_What to produce_.
What is needed is an exact copy of all the entries.

------------------------------------------------------------

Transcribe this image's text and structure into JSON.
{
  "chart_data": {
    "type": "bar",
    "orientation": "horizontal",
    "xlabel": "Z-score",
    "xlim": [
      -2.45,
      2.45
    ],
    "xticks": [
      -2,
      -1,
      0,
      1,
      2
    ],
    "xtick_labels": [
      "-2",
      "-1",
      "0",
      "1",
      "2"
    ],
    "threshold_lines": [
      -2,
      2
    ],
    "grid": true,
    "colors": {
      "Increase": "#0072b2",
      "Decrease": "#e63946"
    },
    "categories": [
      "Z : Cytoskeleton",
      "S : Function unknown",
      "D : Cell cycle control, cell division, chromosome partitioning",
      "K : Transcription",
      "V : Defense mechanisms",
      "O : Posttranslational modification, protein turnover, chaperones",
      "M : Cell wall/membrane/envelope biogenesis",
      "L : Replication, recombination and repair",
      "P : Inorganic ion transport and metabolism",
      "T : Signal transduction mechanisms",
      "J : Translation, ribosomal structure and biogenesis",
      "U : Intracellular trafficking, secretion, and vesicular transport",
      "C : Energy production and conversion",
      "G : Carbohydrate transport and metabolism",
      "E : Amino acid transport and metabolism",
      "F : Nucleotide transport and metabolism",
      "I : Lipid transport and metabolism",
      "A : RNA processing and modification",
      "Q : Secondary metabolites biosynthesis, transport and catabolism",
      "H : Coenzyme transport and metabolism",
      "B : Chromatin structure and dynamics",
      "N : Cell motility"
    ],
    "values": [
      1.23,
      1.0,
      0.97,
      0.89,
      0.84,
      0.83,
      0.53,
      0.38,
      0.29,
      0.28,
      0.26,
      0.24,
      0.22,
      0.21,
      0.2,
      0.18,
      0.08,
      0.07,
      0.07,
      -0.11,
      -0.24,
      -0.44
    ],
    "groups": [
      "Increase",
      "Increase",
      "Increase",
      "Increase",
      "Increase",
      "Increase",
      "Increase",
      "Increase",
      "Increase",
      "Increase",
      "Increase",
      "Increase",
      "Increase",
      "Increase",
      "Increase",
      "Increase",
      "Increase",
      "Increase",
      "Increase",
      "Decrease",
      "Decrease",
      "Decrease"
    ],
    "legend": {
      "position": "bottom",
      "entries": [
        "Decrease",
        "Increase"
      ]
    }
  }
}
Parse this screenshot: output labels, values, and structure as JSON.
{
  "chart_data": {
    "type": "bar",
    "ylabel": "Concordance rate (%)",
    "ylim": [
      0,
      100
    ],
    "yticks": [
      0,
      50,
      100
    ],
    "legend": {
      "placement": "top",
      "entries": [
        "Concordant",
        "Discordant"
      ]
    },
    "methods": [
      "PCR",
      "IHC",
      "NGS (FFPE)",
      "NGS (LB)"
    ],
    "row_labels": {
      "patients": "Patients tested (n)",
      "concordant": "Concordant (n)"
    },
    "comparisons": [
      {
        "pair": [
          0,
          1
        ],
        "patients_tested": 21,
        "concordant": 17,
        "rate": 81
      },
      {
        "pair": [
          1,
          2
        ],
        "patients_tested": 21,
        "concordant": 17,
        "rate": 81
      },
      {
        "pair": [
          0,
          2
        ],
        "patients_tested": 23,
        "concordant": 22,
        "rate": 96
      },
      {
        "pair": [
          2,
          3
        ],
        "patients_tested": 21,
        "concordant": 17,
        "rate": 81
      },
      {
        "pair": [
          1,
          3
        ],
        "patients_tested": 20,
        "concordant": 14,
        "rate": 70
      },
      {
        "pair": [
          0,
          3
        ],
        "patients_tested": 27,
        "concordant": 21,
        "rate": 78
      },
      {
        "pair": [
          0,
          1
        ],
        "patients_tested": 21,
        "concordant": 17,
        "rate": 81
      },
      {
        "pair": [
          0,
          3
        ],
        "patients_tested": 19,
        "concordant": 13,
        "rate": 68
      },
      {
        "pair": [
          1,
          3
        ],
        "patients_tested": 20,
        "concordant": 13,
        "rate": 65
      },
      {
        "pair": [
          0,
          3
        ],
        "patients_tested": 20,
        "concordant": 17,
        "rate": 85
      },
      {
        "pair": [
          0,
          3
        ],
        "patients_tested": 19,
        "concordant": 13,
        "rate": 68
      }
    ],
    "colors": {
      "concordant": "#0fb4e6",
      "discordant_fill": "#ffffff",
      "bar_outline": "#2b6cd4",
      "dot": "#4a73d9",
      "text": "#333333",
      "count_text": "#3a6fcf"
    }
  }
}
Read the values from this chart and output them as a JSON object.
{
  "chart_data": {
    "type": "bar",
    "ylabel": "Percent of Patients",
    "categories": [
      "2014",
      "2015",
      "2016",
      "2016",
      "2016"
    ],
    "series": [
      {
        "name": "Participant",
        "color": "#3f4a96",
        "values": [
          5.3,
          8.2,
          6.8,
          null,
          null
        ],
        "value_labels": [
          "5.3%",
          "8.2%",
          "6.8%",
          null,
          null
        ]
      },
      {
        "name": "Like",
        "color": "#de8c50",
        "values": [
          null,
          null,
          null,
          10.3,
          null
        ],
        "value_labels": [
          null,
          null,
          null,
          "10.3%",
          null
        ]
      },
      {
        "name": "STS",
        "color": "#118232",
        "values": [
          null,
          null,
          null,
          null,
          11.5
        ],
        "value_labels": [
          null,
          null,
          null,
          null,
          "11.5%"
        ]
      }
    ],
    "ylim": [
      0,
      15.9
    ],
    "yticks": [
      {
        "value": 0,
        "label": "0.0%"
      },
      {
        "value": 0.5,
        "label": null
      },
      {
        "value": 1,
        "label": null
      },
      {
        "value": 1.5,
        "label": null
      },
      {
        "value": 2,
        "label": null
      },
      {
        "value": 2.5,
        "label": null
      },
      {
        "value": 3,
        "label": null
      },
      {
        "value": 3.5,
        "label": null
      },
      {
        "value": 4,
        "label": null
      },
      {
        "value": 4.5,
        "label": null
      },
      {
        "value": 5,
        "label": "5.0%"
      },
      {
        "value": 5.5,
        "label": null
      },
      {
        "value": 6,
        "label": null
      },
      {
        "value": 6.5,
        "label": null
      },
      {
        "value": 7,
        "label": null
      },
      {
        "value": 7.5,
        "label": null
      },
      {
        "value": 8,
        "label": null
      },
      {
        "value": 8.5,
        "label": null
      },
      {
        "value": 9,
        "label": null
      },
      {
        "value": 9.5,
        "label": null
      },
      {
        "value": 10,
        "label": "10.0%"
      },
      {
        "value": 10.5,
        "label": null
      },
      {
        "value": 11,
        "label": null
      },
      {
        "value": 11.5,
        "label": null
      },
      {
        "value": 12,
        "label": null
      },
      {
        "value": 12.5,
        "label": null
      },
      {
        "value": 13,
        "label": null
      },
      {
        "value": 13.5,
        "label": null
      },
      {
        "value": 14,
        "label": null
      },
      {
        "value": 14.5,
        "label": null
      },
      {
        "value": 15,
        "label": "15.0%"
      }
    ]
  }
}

------------------------------------------------------------

_Solution below_.
Transcribe this image's text and structure into JSON.
{
  "chart_data": {
    "type": "bar",
    "orientation": "horizontal",
    "xlabel": "Z-score",
    "xlim": [
      -2.45,
      2.45
    ],
    "xticks": [
      -2,
      -1,
      0,
      1,
      2
    ],
    "xtick_labels": [
      "-2",
      "-1",
      "0",
      "1",
      "2"
    ],
    "threshold_lines": [
      -2,
      2
    ],
    "grid": true,
    "colors": {
      "Increase": "#0072b2",
      "Decrease": "#e63946"
    },
    "categories": [
      "Z : Cytoskeleton",
      "S : Function unknown",
      "D : Cell cycle control, cell division, chromosome partitioning",
      "K : Transcription",
      "V : Defense mechanisms",
      "O : Posttranslational modification, protein turnover, chaperones",
      "M : Cell wall/membrane/envelope biogenesis",
      "L : Replication, recombination and repair",
      "P : Inorganic ion transport and metabolism",
      "T : Signal transduction mechanisms",
      "J : Translation, ribosomal structure and biogenesis",
      "U : Intracellular trafficking, secretion, and vesicular transport",
      "C : Energy production and conversion",
      "G : Carbohydrate transport and metabolism",
      "E : Amino acid transport and metabolism",
      "F : Nucleotide transport and metabolism",
      "I : Lipid transport and metabolism",
      "A : RNA processing and modification",
      "Q : Secondary metabolites biosynthesis, transport and catabolism",
      "H : Coenzyme transport and metabolism",
      "B : Chromatin structure and dynamics",
      "N : Cell motility"
    ],
    "values": [
      1.23,
      1.0,
      0.97,
      0.89,
      0.84,
      0.83,
      0.53,
      0.38,
      0.29,
      0.28,
      0.26,
      0.24,
      0.22,
      0.21,
      0.2,
      0.18,
      0.08,
      0.07,
      0.07,
      -0.11,
      -0.24,
      -0.44
    ],
    "groups": [
      "Increase",
      "Increase",
      "Increase",
      "Increase",
      "Increase",
      "Increase",
      "Increase",
      "Increase",
      "Increase",
      "Increase",
      "Increase",
      "Increase",
      "Increase",
      "Increase",
      "Increase",
      "Increase",
      "Increase",
      "Increase",
      "Increase",
      "Decrease",
      "Decrease",
      "Decrease"
    ],
    "legend": {
      "position": "bottom",
      "entries": [
        "Decrease",
        "Increase"
      ]
    }
  }
}
Parse this screenshot: output labels, values, and structure as JSON.
{
  "chart_data": {
    "type": "bar",
    "ylabel": "Concordance rate (%)",
    "ylim": [
      0,
      100
    ],
    "yticks": [
      0,
      50,
      100
    ],
    "legend": {
      "placement": "top",
      "entries": [
        "Concordant",
        "Discordant"
      ]
    },
    "methods": [
      "PCR",
      "IHC",
      "NGS (FFPE)",
      "NGS (LB)"
    ],
    "row_labels": {
      "patients": "Patients tested (n)",
      "concordant": "Concordant (n)"
    },
    "comparisons": [
      {
        "pair": [
          0,
          1
        ],
        "patients_tested": 21,
        "concordant": 17,
        "rate": 81
      },
      {
        "pair": [
          1,
          2
        ],
        "patients_tested": 21,
        "concordant": 17,
        "rate": 81
      },
      {
        "pair": [
          0,
          2
        ],
        "patients_tested": 23,
        "concordant": 22,
        "rate": 96
      },
      {
        "pair": [
          2,
          3
        ],
        "patients_tested": 21,
        "concordant": 17,
        "rate": 81
      },
      {
        "pair": [
          1,
          3
        ],
        "patients_tested": 20,
        "concordant": 14,
        "rate": 70
      },
      {
        "pair": [
          0,
          3
        ],
        "patients_tested": 27,
        "concordant": 21,
        "rate": 78
      },
      {
        "pair": [
          0,
          1
        ],
        "patients_tested": 21,
        "concordant": 17,
        "rate": 81
      },
      {
        "pair": [
          0,
          3
        ],
        "patients_tested": 19,
        "concordant": 13,
        "rate": 68
      },
      {
        "pair": [
          1,
          3
        ],
        "patients_tested": 20,
        "concordant": 13,
        "rate": 65
      },
      {
        "pair": [
          0,
          3
        ],
        "patients_tested": 20,
        "concordant": 17,
        "rate": 85
      },
      {
        "pair": [
          0,
          3
        ],
        "patients_tested": 19,
        "concordant": 13,
        "rate": 68
      }
    ],
    "colors": {
      "concordant": "#0fb4e6",
      "discordant_fill": "#ffffff",
      "bar_outline": "#2b6cd4",
      "dot": "#4a73d9",
      "text": "#333333",
      "count_text": "#3a6fcf"
    }
  }
}
Read the values from this chart and output them as a JSON object.
{
  "chart_data": {
    "type": "bar",
    "ylabel": "Percent of Patients",
    "categories": [
      "2014",
      "2015",
      "2016",
      "2016",
      "2016"
    ],
    "series": [
      {
        "name": "Participant",
        "color": "#3f4a96",
        "values": [
          5.3,
          8.2,
          6.8,
          null,
          null
        ],
        "value_labels": [
          "5.3%",
          "8.2%",
          "6.8%",
          null,
          null
        ]
      },
      {
        "name": "Like",
        "color": "#de8c50",
        "values": [
          null,
          null,
          null,
          10.3,
          null
        ],
        "value_labels": [
          null,
          null,
          null,
          "10.3%",
          null
        ]
      },
      {
        "name": "STS",
        "color": "#118232",
        "values": [
          null,
          null,
          null,
          null,
          11.5
        ],
        "value_labels": [
          null,
          null,
          null,
          null,
          "11.5%"
        ]
      }
    ],
    "ylim": [
      0,
      15.9
    ],
    "yticks": [
      {
        "value": 0,
        "label": "0.0%"
      },
      {
        "value": 0.5,
        "label": null
      },
      {
        "value": 1,
        "label": null
      },
      {
        "value": 1.5,
        "label": null
      },
      {
        "value": 2,
        "label": null
      },
      {
        "value": 2.5,
        "label": null
      },
      {
        "value": 3,
        "label": null
      },
      {
        "value": 3.5,
        "label": null
      },
      {
        "value": 4,
        "label": null
      },
      {
        "value": 4.5,
        "label": null
      },
      {
        "value": 5,
        "label": "5.0%"
      },
      {
        "value": 5.5,
        "label": null
      },
      {
        "value": 6,
        "label": null
      },
      {
        "value": 6.5,
        "label": null
      },
      {
        "value": 7,
        "label": null
      },
      {
        "value": 7.5,
        "label": null
      },
      {
        "value": 8,
        "label": null
      },
      {
        "value": 8.5,
        "label": null
      },
      {
        "value": 9,
        "label": null
      },
      {
        "value": 9.5,
        "label": null
      },
      {
        "value": 10,
        "label": "10.0%"
      },
      {
        "value": 10.5,
        "label": null
      },
      {
        "value": 11,
        "label": null
      },
      {
        "value": 11.5,
        "label": null
      },
      {
        "value": 12,
        "label": null
      },
      {
        "value": 12.5,
        "label": null
      },
      {
        "value": 13,
        "label": null
      },
      {
        "value": 13.5,
        "label": null
      },
      {
        "value": 14,
        "label": null
      },
      {
        "value": 14.5,
        "label": null
      },
      {
        "value": 15,
        "label": "15.0%"
      }
    ]
  }
}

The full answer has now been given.